┌──

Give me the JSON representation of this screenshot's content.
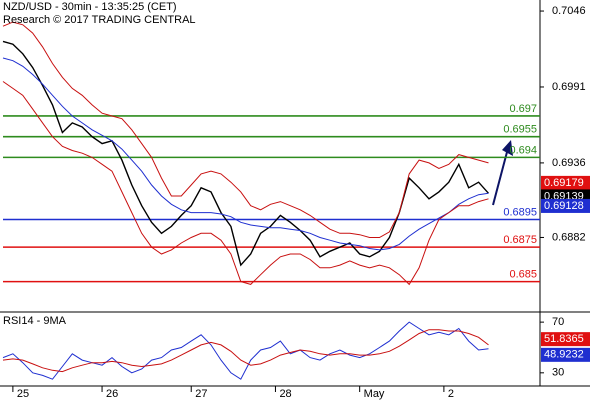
{
  "chart_data": {
    "type": "line",
    "title": "NZD/USD - 30min - 13:35:25 (CET)",
    "subtitle": "Research © 2017 TRADING CENTRAL",
    "ylim": [
      0.6828,
      0.7054
    ],
    "yticks": [
      0.7046,
      0.6991,
      0.6936,
      0.6882
    ],
    "xlim": [
      -0.3,
      54.2
    ],
    "xticks": [
      {
        "value": 1,
        "label": "25"
      },
      {
        "value": 10,
        "label": "26"
      },
      {
        "value": 19,
        "label": "27"
      },
      {
        "value": 27.5,
        "label": "28"
      },
      {
        "value": 36,
        "label": "May"
      },
      {
        "value": 44.5,
        "label": "2"
      }
    ],
    "levels": [
      {
        "value": 0.697,
        "color": "#2e8b1e"
      },
      {
        "value": 0.6955,
        "color": "#2e8b1e"
      },
      {
        "value": 0.694,
        "color": "#2e8b1e"
      },
      {
        "value": 0.6895,
        "color": "#1f2fd0"
      },
      {
        "value": 0.6875,
        "color": "#e01010"
      },
      {
        "value": 0.685,
        "color": "#e01010"
      }
    ],
    "series": [
      {
        "name": "price",
        "color": "#000000",
        "values": [
          0.7024,
          0.7022,
          0.7015,
          0.7005,
          0.6992,
          0.6978,
          0.6958,
          0.6965,
          0.6962,
          0.6955,
          0.695,
          0.6952,
          0.6938,
          0.692,
          0.6905,
          0.6893,
          0.6885,
          0.689,
          0.6898,
          0.6905,
          0.6918,
          0.6915,
          0.69,
          0.689,
          0.6862,
          0.687,
          0.6885,
          0.689,
          0.6898,
          0.6893,
          0.6887,
          0.688,
          0.6868,
          0.6872,
          0.6875,
          0.6878,
          0.687,
          0.6868,
          0.6872,
          0.6882,
          0.69,
          0.6925,
          0.6918,
          0.691,
          0.6915,
          0.6922,
          0.6935,
          0.6918,
          0.6922,
          0.6914
        ]
      },
      {
        "name": "ma",
        "color": "#1f2fd0",
        "values": [
          0.7012,
          0.701,
          0.7006,
          0.7,
          0.6993,
          0.6985,
          0.6977,
          0.697,
          0.6965,
          0.696,
          0.6956,
          0.6952,
          0.6946,
          0.6938,
          0.693,
          0.692,
          0.6912,
          0.6906,
          0.6902,
          0.69,
          0.69,
          0.69,
          0.6899,
          0.6897,
          0.6893,
          0.6891,
          0.689,
          0.6889,
          0.6889,
          0.6888,
          0.6887,
          0.6885,
          0.6882,
          0.688,
          0.6878,
          0.6877,
          0.6876,
          0.6874,
          0.6873,
          0.6874,
          0.6877,
          0.6883,
          0.6888,
          0.6892,
          0.6896,
          0.69,
          0.6906,
          0.691,
          0.6913,
          0.6914
        ]
      },
      {
        "name": "upper",
        "color": "#c81010",
        "values": [
          0.7035,
          0.7038,
          0.7036,
          0.703,
          0.702,
          0.7008,
          0.6998,
          0.699,
          0.6985,
          0.6978,
          0.6972,
          0.697,
          0.6968,
          0.696,
          0.695,
          0.694,
          0.6925,
          0.6912,
          0.6912,
          0.692,
          0.6928,
          0.693,
          0.6928,
          0.6922,
          0.6915,
          0.6905,
          0.6902,
          0.6906,
          0.6908,
          0.6905,
          0.6902,
          0.6898,
          0.6893,
          0.6888,
          0.6885,
          0.6885,
          0.6884,
          0.6882,
          0.6882,
          0.6886,
          0.69,
          0.6928,
          0.6938,
          0.6936,
          0.6932,
          0.6935,
          0.6942,
          0.694,
          0.6938,
          0.6936
        ]
      },
      {
        "name": "lower",
        "color": "#c81010",
        "values": [
          0.6995,
          0.699,
          0.6985,
          0.6975,
          0.6965,
          0.6955,
          0.6948,
          0.6945,
          0.6943,
          0.694,
          0.6935,
          0.693,
          0.6915,
          0.69,
          0.6885,
          0.6875,
          0.687,
          0.6873,
          0.6878,
          0.6882,
          0.6885,
          0.6885,
          0.688,
          0.687,
          0.685,
          0.6848,
          0.6855,
          0.6862,
          0.6868,
          0.687,
          0.687,
          0.6866,
          0.686,
          0.686,
          0.6862,
          0.6865,
          0.6862,
          0.686,
          0.6862,
          0.686,
          0.6855,
          0.6848,
          0.686,
          0.688,
          0.6895,
          0.69,
          0.6905,
          0.6905,
          0.6908,
          0.691
        ]
      }
    ],
    "last_labels": [
      {
        "value": 0.69179,
        "color": "#e01010"
      },
      {
        "value": 0.69139,
        "color": "#000000"
      },
      {
        "value": 0.69128,
        "color": "#1f2fd0"
      }
    ],
    "rsi": {
      "title": "RSI14 - 9MA",
      "ylim": [
        19.6,
        77.2
      ],
      "yticks": [
        70,
        30
      ],
      "series": [
        {
          "name": "rsi",
          "color": "#1f2fd0",
          "values": [
            42,
            45,
            38,
            30,
            28,
            25,
            35,
            45,
            40,
            38,
            36,
            42,
            35,
            30,
            33,
            40,
            42,
            48,
            50,
            55,
            60,
            52,
            40,
            30,
            25,
            40,
            48,
            50,
            55,
            45,
            48,
            42,
            40,
            45,
            48,
            44,
            42,
            45,
            50,
            55,
            63,
            70,
            65,
            60,
            62,
            60,
            65,
            55,
            48,
            49
          ]
        },
        {
          "name": "ma",
          "color": "#c81010",
          "values": [
            40,
            41,
            40,
            37,
            34,
            32,
            31,
            34,
            36,
            38,
            38,
            39,
            38,
            36,
            35,
            36,
            37,
            40,
            44,
            48,
            52,
            54,
            52,
            47,
            40,
            36,
            37,
            40,
            44,
            46,
            48,
            47,
            45,
            44,
            45,
            45,
            44,
            44,
            45,
            47,
            51,
            56,
            61,
            64,
            64,
            63,
            63,
            61,
            58,
            52
          ]
        }
      ],
      "last_labels": [
        {
          "value": 51.8365,
          "color": "#e01010"
        },
        {
          "value": 48.9232,
          "color": "#1f2fd0"
        }
      ]
    }
  }
}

└──

All the records above need to be given again word for word. Skip the pictures.

Give me the JSON representation of this screenshot's content.
{
  "chart_data": {
    "type": "line",
    "title": "NZD/USD - 30min - 13:35:25 (CET)",
    "subtitle": "Research © 2017 TRADING CENTRAL",
    "ylim": [
      0.6828,
      0.7054
    ],
    "yticks": [
      0.7046,
      0.6991,
      0.6936,
      0.6882
    ],
    "xlim": [
      -0.3,
      54.2
    ],
    "xticks": [
      {
        "value": 1,
        "label": "25"
      },
      {
        "value": 10,
        "label": "26"
      },
      {
        "value": 19,
        "label": "27"
      },
      {
        "value": 27.5,
        "label": "28"
      },
      {
        "value": 36,
        "label": "May"
      },
      {
        "value": 44.5,
        "label": "2"
      }
    ],
    "levels": [
      {
        "value": 0.697,
        "color": "#2e8b1e"
      },
      {
        "value": 0.6955,
        "color": "#2e8b1e"
      },
      {
        "value": 0.694,
        "color": "#2e8b1e"
      },
      {
        "value": 0.6895,
        "color": "#1f2fd0"
      },
      {
        "value": 0.6875,
        "color": "#e01010"
      },
      {
        "value": 0.685,
        "color": "#e01010"
      }
    ],
    "series": [
      {
        "name": "price",
        "color": "#000000",
        "values": [
          0.7024,
          0.7022,
          0.7015,
          0.7005,
          0.6992,
          0.6978,
          0.6958,
          0.6965,
          0.6962,
          0.6955,
          0.695,
          0.6952,
          0.6938,
          0.692,
          0.6905,
          0.6893,
          0.6885,
          0.689,
          0.6898,
          0.6905,
          0.6918,
          0.6915,
          0.69,
          0.689,
          0.6862,
          0.687,
          0.6885,
          0.689,
          0.6898,
          0.6893,
          0.6887,
          0.688,
          0.6868,
          0.6872,
          0.6875,
          0.6878,
          0.687,
          0.6868,
          0.6872,
          0.6882,
          0.69,
          0.6925,
          0.6918,
          0.691,
          0.6915,
          0.6922,
          0.6935,
          0.6918,
          0.6922,
          0.6914
        ]
      },
      {
        "name": "ma",
        "color": "#1f2fd0",
        "values": [
          0.7012,
          0.701,
          0.7006,
          0.7,
          0.6993,
          0.6985,
          0.6977,
          0.697,
          0.6965,
          0.696,
          0.6956,
          0.6952,
          0.6946,
          0.6938,
          0.693,
          0.692,
          0.6912,
          0.6906,
          0.6902,
          0.69,
          0.69,
          0.69,
          0.6899,
          0.6897,
          0.6893,
          0.6891,
          0.689,
          0.6889,
          0.6889,
          0.6888,
          0.6887,
          0.6885,
          0.6882,
          0.688,
          0.6878,
          0.6877,
          0.6876,
          0.6874,
          0.6873,
          0.6874,
          0.6877,
          0.6883,
          0.6888,
          0.6892,
          0.6896,
          0.69,
          0.6906,
          0.691,
          0.6913,
          0.6914
        ]
      },
      {
        "name": "upper",
        "color": "#c81010",
        "values": [
          0.7035,
          0.7038,
          0.7036,
          0.703,
          0.702,
          0.7008,
          0.6998,
          0.699,
          0.6985,
          0.6978,
          0.6972,
          0.697,
          0.6968,
          0.696,
          0.695,
          0.694,
          0.6925,
          0.6912,
          0.6912,
          0.692,
          0.6928,
          0.693,
          0.6928,
          0.6922,
          0.6915,
          0.6905,
          0.6902,
          0.6906,
          0.6908,
          0.6905,
          0.6902,
          0.6898,
          0.6893,
          0.6888,
          0.6885,
          0.6885,
          0.6884,
          0.6882,
          0.6882,
          0.6886,
          0.69,
          0.6928,
          0.6938,
          0.6936,
          0.6932,
          0.6935,
          0.6942,
          0.694,
          0.6938,
          0.6936
        ]
      },
      {
        "name": "lower",
        "color": "#c81010",
        "values": [
          0.6995,
          0.699,
          0.6985,
          0.6975,
          0.6965,
          0.6955,
          0.6948,
          0.6945,
          0.6943,
          0.694,
          0.6935,
          0.693,
          0.6915,
          0.69,
          0.6885,
          0.6875,
          0.687,
          0.6873,
          0.6878,
          0.6882,
          0.6885,
          0.6885,
          0.688,
          0.687,
          0.685,
          0.6848,
          0.6855,
          0.6862,
          0.6868,
          0.687,
          0.687,
          0.6866,
          0.686,
          0.686,
          0.6862,
          0.6865,
          0.6862,
          0.686,
          0.6862,
          0.686,
          0.6855,
          0.6848,
          0.686,
          0.688,
          0.6895,
          0.69,
          0.6905,
          0.6905,
          0.6908,
          0.691
        ]
      }
    ],
    "last_labels": [
      {
        "value": 0.69179,
        "color": "#e01010"
      },
      {
        "value": 0.69139,
        "color": "#000000"
      },
      {
        "value": 0.69128,
        "color": "#1f2fd0"
      }
    ],
    "rsi": {
      "title": "RSI14 - 9MA",
      "ylim": [
        19.6,
        77.2
      ],
      "yticks": [
        70,
        30
      ],
      "series": [
        {
          "name": "rsi",
          "color": "#1f2fd0",
          "values": [
            42,
            45,
            38,
            30,
            28,
            25,
            35,
            45,
            40,
            38,
            36,
            42,
            35,
            30,
            33,
            40,
            42,
            48,
            50,
            55,
            60,
            52,
            40,
            30,
            25,
            40,
            48,
            50,
            55,
            45,
            48,
            42,
            40,
            45,
            48,
            44,
            42,
            45,
            50,
            55,
            63,
            70,
            65,
            60,
            62,
            60,
            65,
            55,
            48,
            49
          ]
        },
        {
          "name": "ma",
          "color": "#c81010",
          "values": [
            40,
            41,
            40,
            37,
            34,
            32,
            31,
            34,
            36,
            38,
            38,
            39,
            38,
            36,
            35,
            36,
            37,
            40,
            44,
            48,
            52,
            54,
            52,
            47,
            40,
            36,
            37,
            40,
            44,
            46,
            48,
            47,
            45,
            44,
            45,
            45,
            44,
            44,
            45,
            47,
            51,
            56,
            61,
            64,
            64,
            63,
            63,
            61,
            58,
            52
          ]
        }
      ],
      "last_labels": [
        {
          "value": 51.8365,
          "color": "#e01010"
        },
        {
          "value": 48.9232,
          "color": "#1f2fd0"
        }
      ]
    }
  }
}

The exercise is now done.